*GIVEN PROBLEM*: Transcribe the data in full and exactly, omitting any pictures.

*Stored records*:
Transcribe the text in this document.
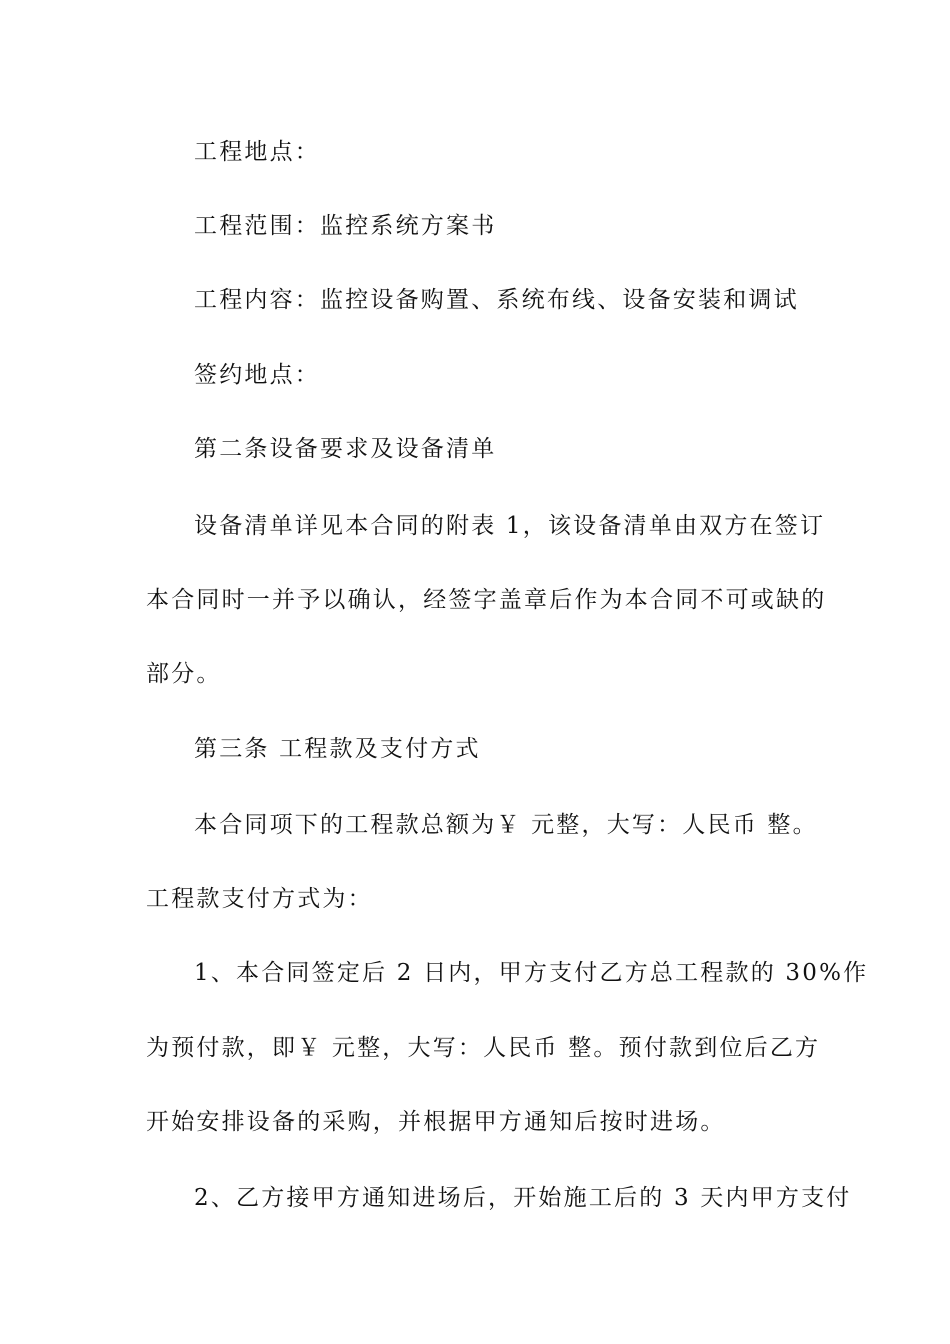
工程地点：
工程范围：监控系统方案书
工程内容：监控设备购置、系统布线、设备安装和调试
签约地点：
第二条设备要求及设备清单
设备清单详见本合同的附表 1，该设备清单由双方在签订
本合同时一并予以确认，经签字盖章后作为本合同不可或缺的
部分。
第三条 工程款及支付方式
本合同项下的工程款总额为￥ 元整，大写：人民币 整。
工程款支付方式为：
1、本合同签定后 2 日内，甲方支付乙方总工程款的 30%作
为预付款，即￥ 元整，大写：人民币 整。预付款到位后乙方
开始安排设备的采购，并根据甲方通知后按时进场。
2、乙方接甲方通知进场后，开始施工后的 3 天内甲方支付
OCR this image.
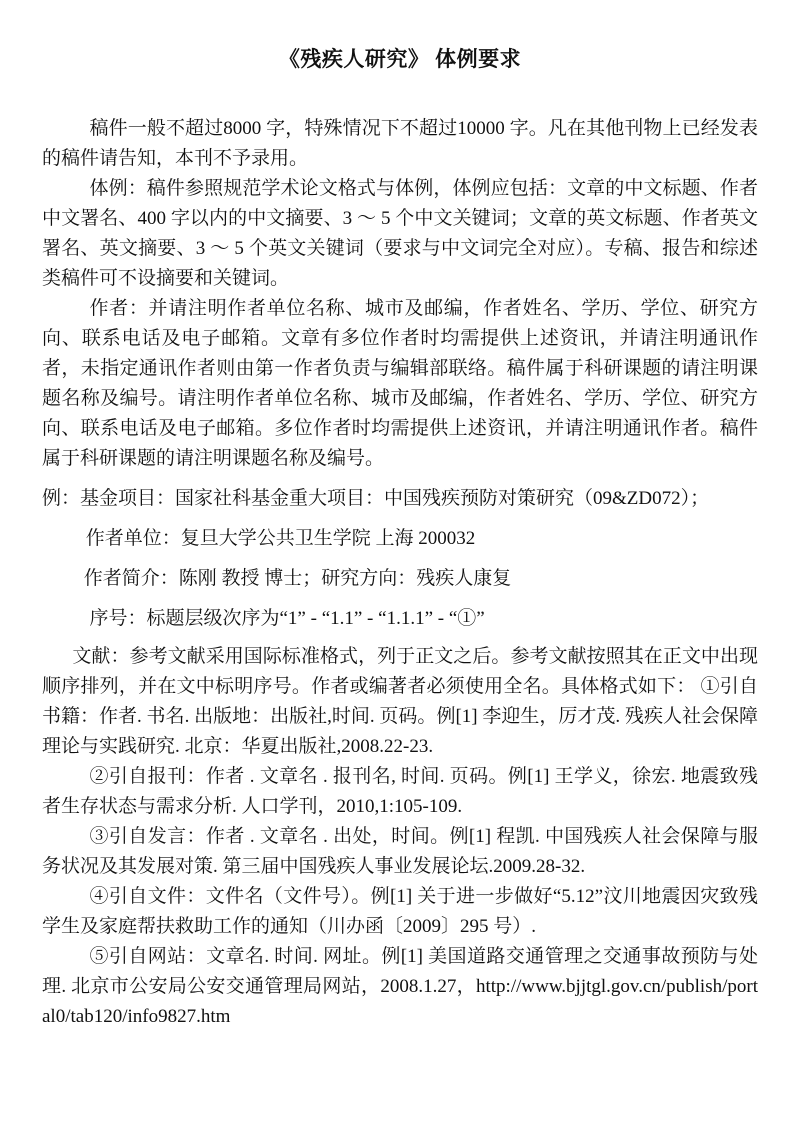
《残疾人研究》 体例要求

稿件一般不超过8000 字，特殊情况下不超过10000 字。凡在其他刊物上已经发表的稿件请告知，本刊不予录用。

体例：稿件参照规范学术论文格式与体例，体例应包括：文章的中文标题、作者中文署名、400 字以内的中文摘要、3 ～ 5 个中文关键词；文章的英文标题、作者英文署名、英文摘要、3 ～ 5 个英文关键词（要求与中文词完全对应）。专稿、报告和综述类稿件可不设摘要和关键词。

作者：并请注明作者单位名称、城市及邮编，作者姓名、学历、学位、研究方向、联系电话及电子邮箱。文章有多位作者时均需提供上述资讯，并请注明通讯作者，未指定通讯作者则由第一作者负责与编辑部联络。稿件属于科研课题的请注明课题名称及编号。请注明作者单位名称、城市及邮编，作者姓名、学历、学位、研究方向、联系电话及电子邮箱。多位作者时均需提供上述资讯，并请注明通讯作者。稿件属于科研课题的请注明课题名称及编号。

例：基金项目：国家社科基金重大项目：中国残疾预防对策研究（09&ZD072）；

作者单位：复旦大学公共卫生学院 上海 200032

作者简介：陈刚 教授 博士；研究方向：残疾人康复

序号：标题层级次序为“1” - “1.1” - “1.1.1” - “①”

文献：参考文献采用国际标准格式，列于正文之后。参考文献按照其在正文中出现顺序排列，并在文中标明序号。作者或编著者必须使用全名。具体格式如下： ①引自书籍：作者. 书名. 出版地：出版社,时间. 页码。例[1] 李迎生，厉才茂. 残疾人社会保障理论与实践研究. 北京：华夏出版社,2008.22-23.

②引自报刊：作者 . 文章名 . 报刊名, 时间. 页码。例[1] 王学义，徐宏. 地震致残者生存状态与需求分析. 人口学刊，2010,1:105-109.

③引自发言：作者 . 文章名 . 出处，时间。例[1] 程凯. 中国残疾人社会保障与服务状况及其发展对策. 第三届中国残疾人事业发展论坛.2009.28-32.

④引自文件：文件名（文件号）。例[1] 关于进一步做好“5.12”汶川地震因灾致残学生及家庭帮扶救助工作的通知（川办函〔2009〕295 号）.

⑤引自网站：文章名. 时间. 网址。例[1] 美国道路交通管理之交通事故预防与处理. 北京市公安局公安交通管理局网站，2008.1.27，http://www.bjjtgl.gov.cn/publish/portal0/tab120/info9827.htm
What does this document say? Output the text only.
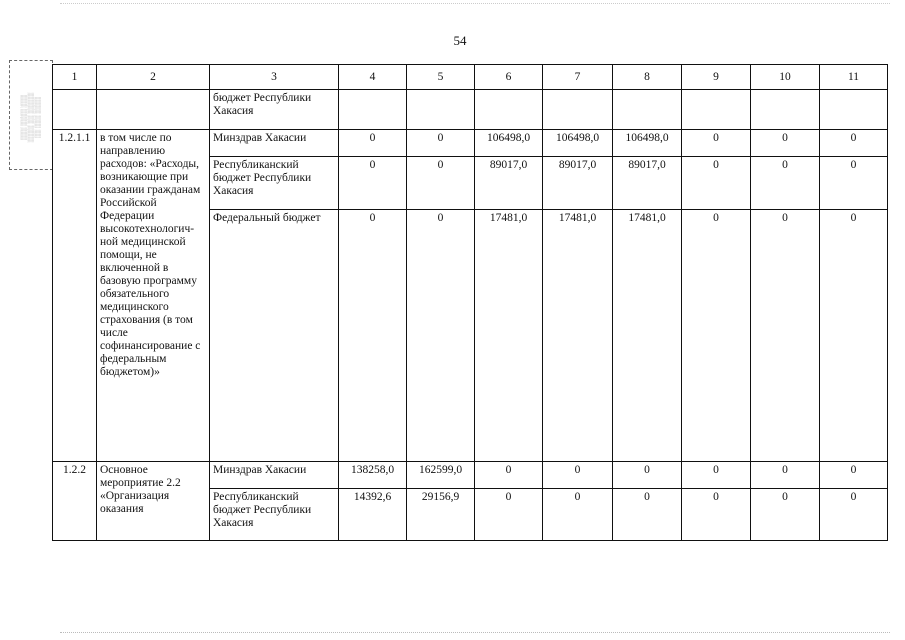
54
░░░ ░░░░ ░░░
░░░░ ░░ ░░░░░
░░ ░░░ ░░░░
1	2	3	4	5	6	7	8	9	10	11
		бюджет Республики Хакасия								
1.2.1.1	в том числе по направлению расходов: «Расходы, возникающие при оказании гражданам Российской Федерации высокотехнологич-ной медицинской помощи, не включенной в базовую программу обязательного медицинского страхования (в том числе софинансирование с федеральным бюджетом)»	Минздрав Хакасии	0	0	106498,0	106498,0	106498,0	0	0	0
		Республиканский бюджет Республики Хакасия	0	0	89017,0	89017,0	89017,0	0	0	0
		Федеральный бюджет	0	0	17481,0	17481,0	17481,0	0	0	0
1.2.2	Основное мероприятие 2.2 «Организация оказания	Минздрав Хакасии	138258,0	162599,0	0	0	0	0	0	0
		Республиканский бюджет Республики Хакасия	14392,6	29156,9	0	0	0	0	0	0
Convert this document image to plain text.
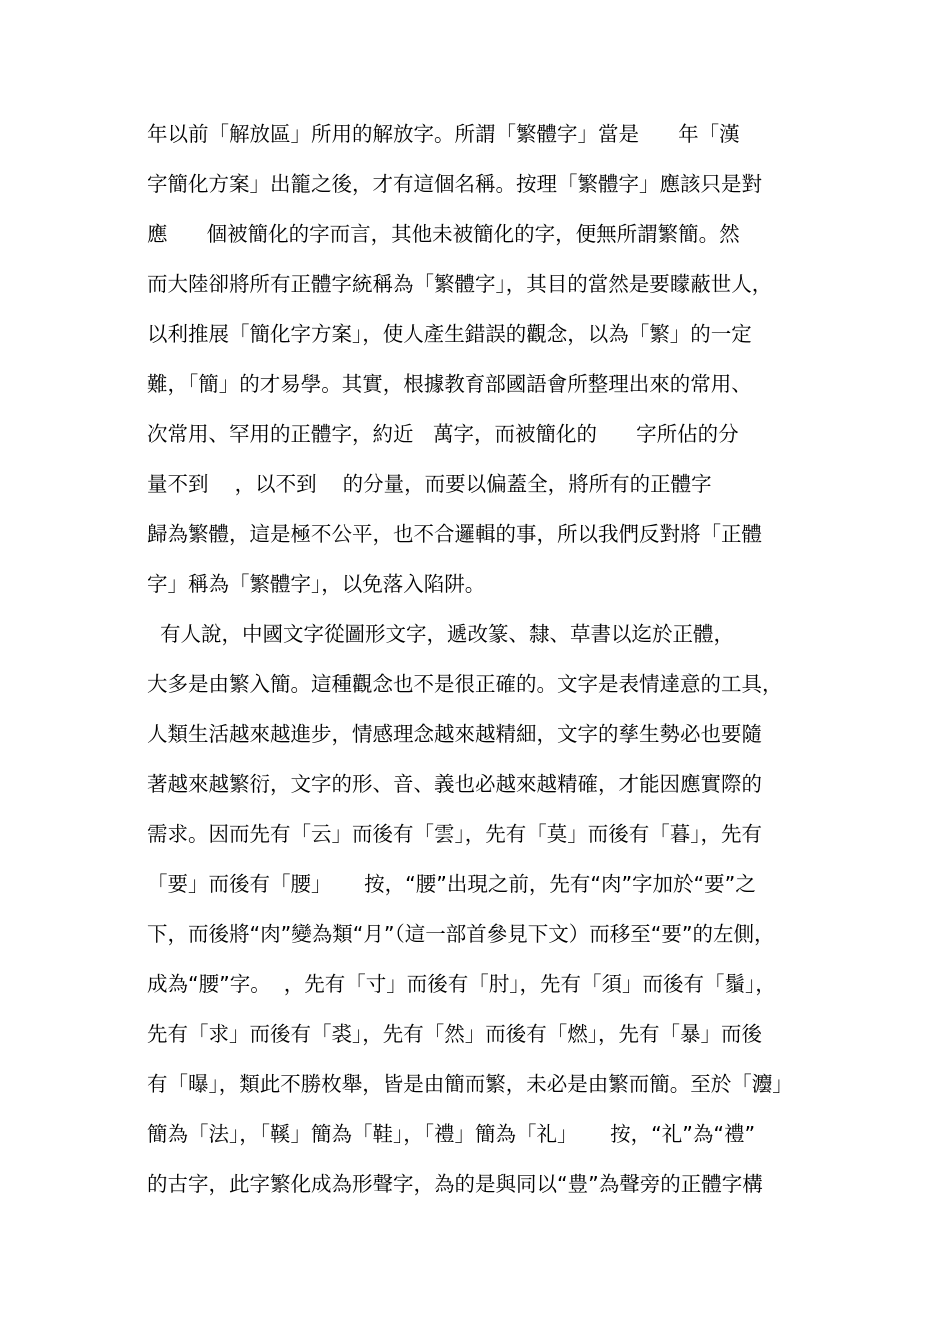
年以前「解放區」所用的解放字。所謂「繁體字」當是      年「漢
字簡化方案」出籠之後，才有這個名稱。按理「繁體字」應該只是對
應      個被簡化的字而言，其他未被簡化的字，便無所謂繁簡。然
而大陸卻將所有正體字統稱為「繁體字」，其目的當然是要矇蔽世人，
以利推展「簡化字方案」，使人產生錯誤的觀念，以為「繁」的一定
難，「簡」的才易學。其實，根據教育部國語會所整理出來的常用、
次常用、罕用的正體字，約近   萬字，而被簡化的      字所佔的分
量不到    ，以不到    的分量，而要以偏蓋全，將所有的正體字
歸為繁體，這是極不公平，也不合邏輯的事，所以我們反對將「正體
字」稱為「繁體字」，以免落入陷阱。
有人說，中國文字從圖形文字，遞改篆、隸、草書以迄於正體，
大多是由繁入簡。這種觀念也不是很正確的。文字是表情達意的工具，
人類生活越來越進步，情感理念越來越精細，文字的孳生勢必也要隨
著越來越繁衍，文字的形、音、義也必越來越精確，才能因應實際的
需求。因而先有「云」而後有「雲」，先有「莫」而後有「暮」，先有
「要」而後有「腰」     按，“腰”出現之前，先有“肉”字加於“要”之
下，而後將“肉”變為類“月”（這一部首參見下文）而移至“要”的左側，
成為“腰”字。  ，先有「寸」而後有「肘」，先有「須」而後有「鬚」，
先有「求」而後有「裘」，先有「然」而後有「燃」，先有「暴」而後
有「曝」，類此不勝枚舉，皆是由簡而繁，未必是由繁而簡。至於「灋」
簡為「法」，「鞵」簡為「鞋」，「禮」簡為「礼」     按，“礼”為“禮”
的古字，此字繁化成為形聲字，為的是與同以“豊”為聲旁的正體字構
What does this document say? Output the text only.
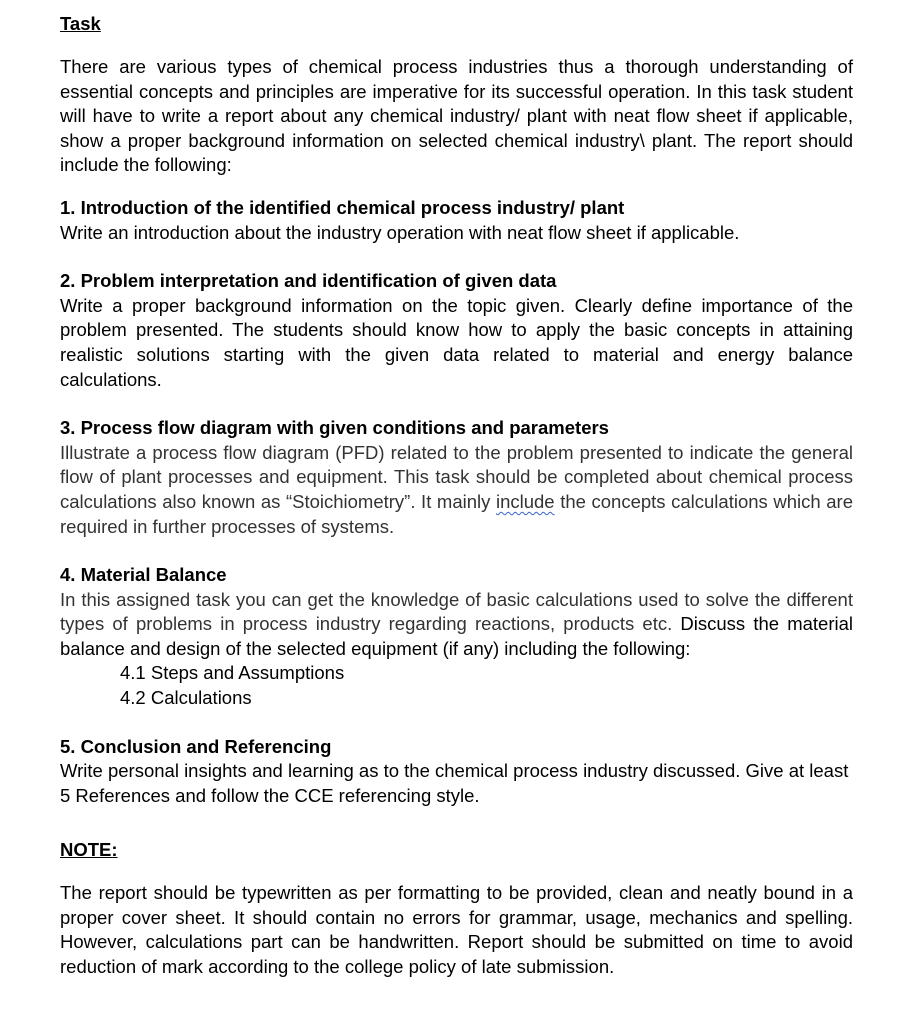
Task

There are various types of chemical process industries thus a thorough understanding of essential concepts and principles are imperative for its successful operation. In this task student will have to write a report about any chemical industry/ plant with neat flow sheet if applicable, show a proper background information on selected chemical industry\ plant. The report should include the following:

1. Introduction of the identified chemical process industry/ plant

Write an introduction about the industry operation with neat flow sheet if applicable.

2. Problem interpretation and identification of given data

Write a proper background information on the topic given. Clearly define importance of the problem presented. The students should know how to apply the basic concepts in attaining realistic solutions starting with the given data related to material and energy balance calculations.

3. Process flow diagram with given conditions and parameters

Illustrate a process flow diagram (PFD) related to the problem presented to indicate the general flow of plant processes and equipment. This task should be completed about chemical process calculations also known as “Stoichiometry”. It mainly include the concepts calculations which are required in further processes of systems.

4. Material Balance

In this assigned task you can get the knowledge of basic calculations used to solve the different types of problems in process industry regarding reactions, products etc. Discuss the material balance and design of the selected equipment (if any) including the following:

4.1 Steps and Assumptions

4.2 Calculations

5. Conclusion and Referencing

Write personal insights and learning as to the chemical process industry discussed. Give at least 5 References and follow the CCE referencing style.

NOTE:

The report should be typewritten as per formatting to be provided, clean and neatly bound in a proper cover sheet. It should contain no errors for grammar, usage, mechanics and spelling. However, calculations part can be handwritten. Report should be submitted on time to avoid reduction of mark according to the college policy of late submission.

*ANSWER*:
Transcribe the text in this document.
工程地点：
工程范围：监控系统方案书
工程内容：监控设备购置、系统布线、设备安装和调试
签约地点：
第二条设备要求及设备清单
设备清单详见本合同的附表 1，该设备清单由双方在签订
本合同时一并予以确认，经签字盖章后作为本合同不可或缺的
部分。
第三条 工程款及支付方式
本合同项下的工程款总额为￥ 元整，大写：人民币 整。
工程款支付方式为：
1、本合同签定后 2 日内，甲方支付乙方总工程款的 30%作
为预付款，即￥ 元整，大写：人民币 整。预付款到位后乙方
开始安排设备的采购，并根据甲方通知后按时进场。
2、乙方接甲方通知进场后，开始施工后的 3 天内甲方支付
OCR this image.
《残疾人研究》 体例要求

稿件一般不超过8000 字，特殊情况下不超过10000 字。凡在其他刊物上已经发表的稿件请告知，本刊不予录用。

体例：稿件参照规范学术论文格式与体例，体例应包括：文章的中文标题、作者中文署名、400 字以内的中文摘要、3 ～ 5 个中文关键词；文章的英文标题、作者英文署名、英文摘要、3 ～ 5 个英文关键词（要求与中文词完全对应）。专稿、报告和综述类稿件可不设摘要和关键词。

作者：并请注明作者单位名称、城市及邮编，作者姓名、学历、学位、研究方向、联系电话及电子邮箱。文章有多位作者时均需提供上述资讯，并请注明通讯作者，未指定通讯作者则由第一作者负责与编辑部联络。稿件属于科研课题的请注明课题名称及编号。请注明作者单位名称、城市及邮编，作者姓名、学历、学位、研究方向、联系电话及电子邮箱。多位作者时均需提供上述资讯，并请注明通讯作者。稿件属于科研课题的请注明课题名称及编号。

例：基金项目：国家社科基金重大项目：中国残疾预防对策研究（09&ZD072）；

作者单位：复旦大学公共卫生学院 上海 200032

作者简介：陈刚 教授 博士；研究方向：残疾人康复

序号：标题层级次序为“1” - “1.1” - “1.1.1” - “①”

文献：参考文献采用国际标准格式，列于正文之后。参考文献按照其在正文中出现顺序排列，并在文中标明序号。作者或编著者必须使用全名。具体格式如下： ①引自书籍：作者. 书名. 出版地：出版社,时间. 页码。例[1] 李迎生，厉才茂. 残疾人社会保障理论与实践研究. 北京：华夏出版社,2008.22-23.

②引自报刊：作者 . 文章名 . 报刊名, 时间. 页码。例[1] 王学义，徐宏. 地震致残者生存状态与需求分析. 人口学刊，2010,1:105-109.

③引自发言：作者 . 文章名 . 出处，时间。例[1] 程凯. 中国残疾人社会保障与服务状况及其发展对策. 第三届中国残疾人事业发展论坛.2009.28-32.

④引自文件：文件名（文件号）。例[1] 关于进一步做好“5.12”汶川地震因灾致残学生及家庭帮扶救助工作的通知（川办函〔2009〕295 号）.

⑤引自网站：文章名. 时间. 网址。例[1] 美国道路交通管理之交通事故预防与处理. 北京市公安局公安交通管理局网站，2008.1.27，http://www.bjjtgl.gov.cn/publish/portal0/tab120/info9827.htm
What does this document say? Output the text only.
54
░░░ ░░░░ ░░░
░░░░ ░░ ░░░░░
░░ ░░░ ░░░░
1	2	3	4	5	6	7	8	9	10	11
		бюджет Республики Хакасия								
1.2.1.1	в том числе по направлению расходов: «Расходы, возникающие при оказании гражданам Российской Федерации высокотехнологич-ной медицинской помощи, не включенной в базовую программу обязательного медицинского страхования (в том числе софинансирование с федеральным бюджетом)»	Минздрав Хакасии	0	0	106498,0	106498,0	106498,0	0	0	0
		Республиканский бюджет Республики Хакасия	0	0	89017,0	89017,0	89017,0	0	0	0
		Федеральный бюджет	0	0	17481,0	17481,0	17481,0	0	0	0
1.2.2	Основное мероприятие 2.2 «Организация оказания	Минздрав Хакасии	138258,0	162599,0	0	0	0	0	0	0
		Республиканский бюджет Республики Хакасия	14392,6	29156,9	0	0	0	0	0	0
Convert this document image to plain text.
年以前「解放區」所用的解放字。所謂「繁體字」當是      年「漢
字簡化方案」出籠之後，才有這個名稱。按理「繁體字」應該只是對
應      個被簡化的字而言，其他未被簡化的字，便無所謂繁簡。然
而大陸卻將所有正體字統稱為「繁體字」，其目的當然是要矇蔽世人，
以利推展「簡化字方案」，使人產生錯誤的觀念，以為「繁」的一定
難，「簡」的才易學。其實，根據教育部國語會所整理出來的常用、
次常用、罕用的正體字，約近   萬字，而被簡化的      字所佔的分
量不到    ，以不到    的分量，而要以偏蓋全，將所有的正體字
歸為繁體，這是極不公平，也不合邏輯的事，所以我們反對將「正體
字」稱為「繁體字」，以免落入陷阱。
有人說，中國文字從圖形文字，遞改篆、隸、草書以迄於正體，
大多是由繁入簡。這種觀念也不是很正確的。文字是表情達意的工具，
人類生活越來越進步，情感理念越來越精細，文字的孳生勢必也要隨
著越來越繁衍，文字的形、音、義也必越來越精確，才能因應實際的
需求。因而先有「云」而後有「雲」，先有「莫」而後有「暮」，先有
「要」而後有「腰」     按，“腰”出現之前，先有“肉”字加於“要”之
下，而後將“肉”變為類“月”（這一部首參見下文）而移至“要”的左側，
成為“腰”字。  ，先有「寸」而後有「肘」，先有「須」而後有「鬚」，
先有「求」而後有「裘」，先有「然」而後有「燃」，先有「暴」而後
有「曝」，類此不勝枚舉，皆是由簡而繁，未必是由繁而簡。至於「灋」
簡為「法」，「鞵」簡為「鞋」，「禮」簡為「礼」     按，“礼”為“禮”
的古字，此字繁化成為形聲字，為的是與同以“豊”為聲旁的正體字構
What does this document say? Output the text only.
Task

There are various types of chemical process industries thus a thorough understanding of essential concepts and principles are imperative for its successful operation. In this task student will have to write a report about any chemical industry/ plant with neat flow sheet if applicable, show a proper background information on selected chemical industry\ plant. The report should include the following:

1. Introduction of the identified chemical process industry/ plant

Write an introduction about the industry operation with neat flow sheet if applicable.

2. Problem interpretation and identification of given data

Write a proper background information on the topic given. Clearly define importance of the problem presented. The students should know how to apply the basic concepts in attaining realistic solutions starting with the given data related to material and energy balance calculations.

3. Process flow diagram with given conditions and parameters

Illustrate a process flow diagram (PFD) related to the problem presented to indicate the general flow of plant processes and equipment. This task should be completed about chemical process calculations also known as “Stoichiometry”. It mainly include the concepts calculations which are required in further processes of systems.

4. Material Balance

In this assigned task you can get the knowledge of basic calculations used to solve the different types of problems in process industry regarding reactions, products etc. Discuss the material balance and design of the selected equipment (if any) including the following:

4.1 Steps and Assumptions

4.2 Calculations

5. Conclusion and Referencing

Write personal insights and learning as to the chemical process industry discussed. Give at least 5 References and follow the CCE referencing style.

NOTE:

The report should be typewritten as per formatting to be provided, clean and neatly bound in a proper cover sheet. It should contain no errors for grammar, usage, mechanics and spelling. However, calculations part can be handwritten. Report should be submitted on time to avoid reduction of mark according to the college policy of late submission.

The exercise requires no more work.